◆ Directive
Write out the entire listing below exactly, with the pictures left out.

◆ Provided information
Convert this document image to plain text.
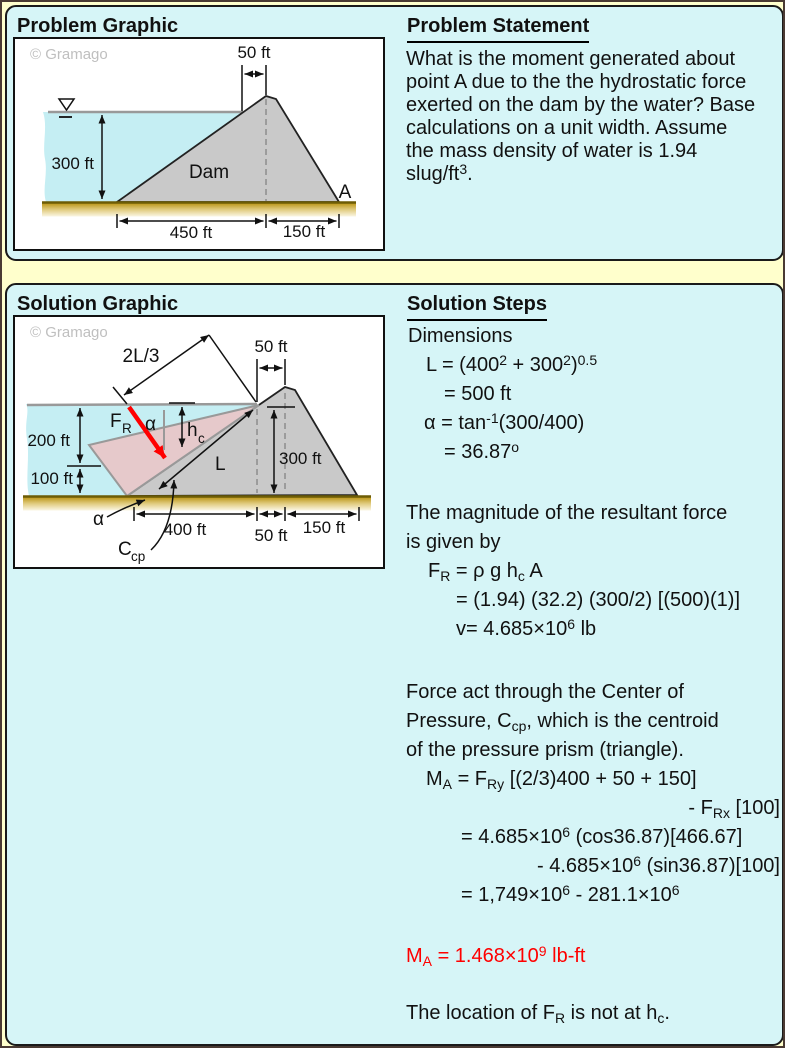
Problem Graphic	Problem Statement
50 ft
300 ft
450 ft	150 ft
Dam
A
© Gramago	What is the moment generated about
point A due to the the hydrostatic force
exerted on the dam by the water? Base
calculations on a unit width. Assume
the mass density of water is 1.94
slug/$ft^3$.
Solution Graphic	Solution Steps
2L/3
F R α h c
200 ft
100 ft
300 ft
50 ft
L
400 ft	50 ft 150 ft
α
C cp
© Gramago	Dimensions
$L = (400^2 + 300^2)^{0.5}$
= 500 ft
$\alpha = \tan^{-1}(300/400)$
= $36.87^o$
The magnitude of the resultant force
is given by
$F_R = \rho$ g $h_c$ A
= (1.94) (32.2) (300/2) [(500)(1)]
$v= 4.685\times 10^6$ lb
Force act through the Center of
Pressure, $C_{cp}$, which is the centroid
of the pressure prism (triangle).
$M_A = F_{Ry}$ [(2/3)400 + 50 + 150]
- $F_{Rx}$ [100]
= $4.685\times 10^6$ (cos36.87)[466.67]
- $4.685\times 10^6$ (sin36.87)[100]
= $1,749\times 10^6 - 281.1\times 10^6$
$M_A = 1.468\times 10^9$ lb-ft
The location of $F_R$ is not at $h_c$.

◆ Answer to this problem
Convert this document image to plain text.
Problem Graphic	Problem Statement
50 ft
300 ft
450 ft	150 ft
Dam
A
© Gramago	What is the moment generated about
point A due to the the hydrostatic force
exerted on the dam by the water? Base
calculations on a unit width. Assume
the mass density of water is 1.94
slug/$ft^3$.
Solution Graphic	Solution Steps
2L/3
F R α h c
200 ft
100 ft
300 ft
50 ft
L
400 ft	50 ft 150 ft
α
C cp
© Gramago	Dimensions
$L = (400^2 + 300^2)^{0.5}$
= 500 ft
$\alpha = \tan^{-1}(300/400)$
= $36.87^o$
The magnitude of the resultant force
is given by
$F_R = \rho$ g $h_c$ A
= (1.94) (32.2) (300/2) [(500)(1)]
$v= 4.685\times 10^6$ lb
Force act through the Center of
Pressure, $C_{cp}$, which is the centroid
of the pressure prism (triangle).
$M_A = F_{Ry}$ [(2/3)400 + 50 + 150]
- $F_{Rx}$ [100]
= $4.685\times 10^6$ (cos36.87)[466.67]
- $4.685\times 10^6$ (sin36.87)[100]
= $1,749\times 10^6 - 281.1\times 10^6$
$M_A = 1.468\times 10^9$ lb-ft
The location of $F_R$ is not at $h_c$.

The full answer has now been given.